> The problem: Some lines in the entries contain the word "Ridge". Copy all of them.

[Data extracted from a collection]
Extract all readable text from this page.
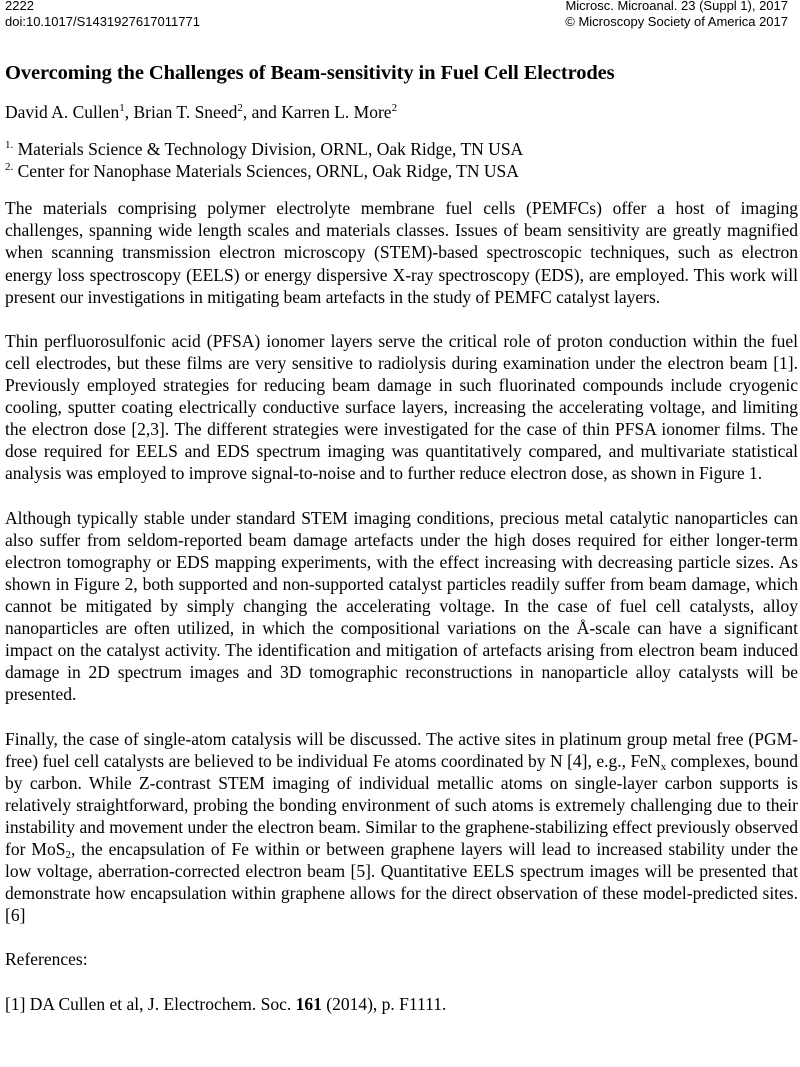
2222
doi:10.1017/S1431927617011771
Microsc. Microanal. 23 (Suppl 1), 2017
© Microscopy Society of America 2017
Overcoming the Challenges of Beam-sensitivity in Fuel Cell Electrodes
David A. Cullen$^1$, Brian T. Sneed$^2$, and Karren L. More$^2$
$^{1.}$ Materials Science & Technology Division, ORNL, Oak Ridge, TN USA
$^{2.}$ Center for Nanophase Materials Sciences, ORNL, Oak Ridge, TN USA

The materials comprising polymer electrolyte membrane fuel cells (PEMFCs) offer a host of imaging challenges, spanning wide length scales and materials classes. Issues of beam sensitivity are greatly magnified when scanning transmission electron microscopy (STEM)-based spectroscopic techniques, such as electron energy loss spectroscopy (EELS) or energy dispersive X-ray spectroscopy (EDS), are employed. This work will present our investigations in mitigating beam artefacts in the study of PEMFC catalyst layers.

Thin perfluorosulfonic acid (PFSA) ionomer layers serve the critical role of proton conduction within the fuel cell electrodes, but these films are very sensitive to radiolysis during examination under the electron beam [1]. Previously employed strategies for reducing beam damage in such fluorinated compounds include cryogenic cooling, sputter coating electrically conductive surface layers, increasing the accelerating voltage, and limiting the electron dose [2,3]. The different strategies were investigated for the case of thin PFSA ionomer films. The dose required for EELS and EDS spectrum imaging was quantitatively compared, and multivariate statistical analysis was employed to improve signal-to-noise and to further reduce electron dose, as shown in Figure 1.

Although typically stable under standard STEM imaging conditions, precious metal catalytic nanoparticles can also suffer from seldom-reported beam damage artefacts under the high doses required for either longer-term electron tomography or EDS mapping experiments, with the effect increasing with decreasing particle sizes. As shown in Figure 2, both supported and non-supported catalyst particles readily suffer from beam damage, which cannot be mitigated by simply changing the accelerating voltage. In the case of fuel cell catalysts, alloy nanoparticles are often utilized, in which the compositional variations on the Å-scale can have a significant impact on the catalyst activity. The identification and mitigation of artefacts arising from electron beam induced damage in 2D spectrum images and 3D tomographic reconstructions in nanoparticle alloy catalysts will be presented.

Finally, the case of single-atom catalysis will be discussed. The active sites in platinum group metal free (PGM-free) fuel cell catalysts are believed to be individual Fe atoms coordinated by N [4], e.g., FeN$_x$ complexes, bound by carbon. While Z-contrast STEM imaging of individual metallic atoms on single-layer carbon supports is relatively straightforward, probing the bonding environment of such atoms is extremely challenging due to their instability and movement under the electron beam. Similar to the graphene-stabilizing effect previously observed for MoS$_2$, the encapsulation of Fe within or between graphene layers will lead to increased stability under the low voltage, aberration-corrected electron beam [5]. Quantitative EELS spectrum images will be presented that demonstrate how encapsulation within graphene allows for the direct observation of these model-predicted sites.[6]

References:
[1] DA Cullen et al, J. Electrochem. Soc. 161 (2014), p. F1111.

> Solution to the exercise:
$^{1.}$ Materials Science & Technology Division, ORNL, Oak Ridge, TN USA
$^{2.}$ Center for Nanophase Materials Sciences, ORNL, Oak Ridge, TN USA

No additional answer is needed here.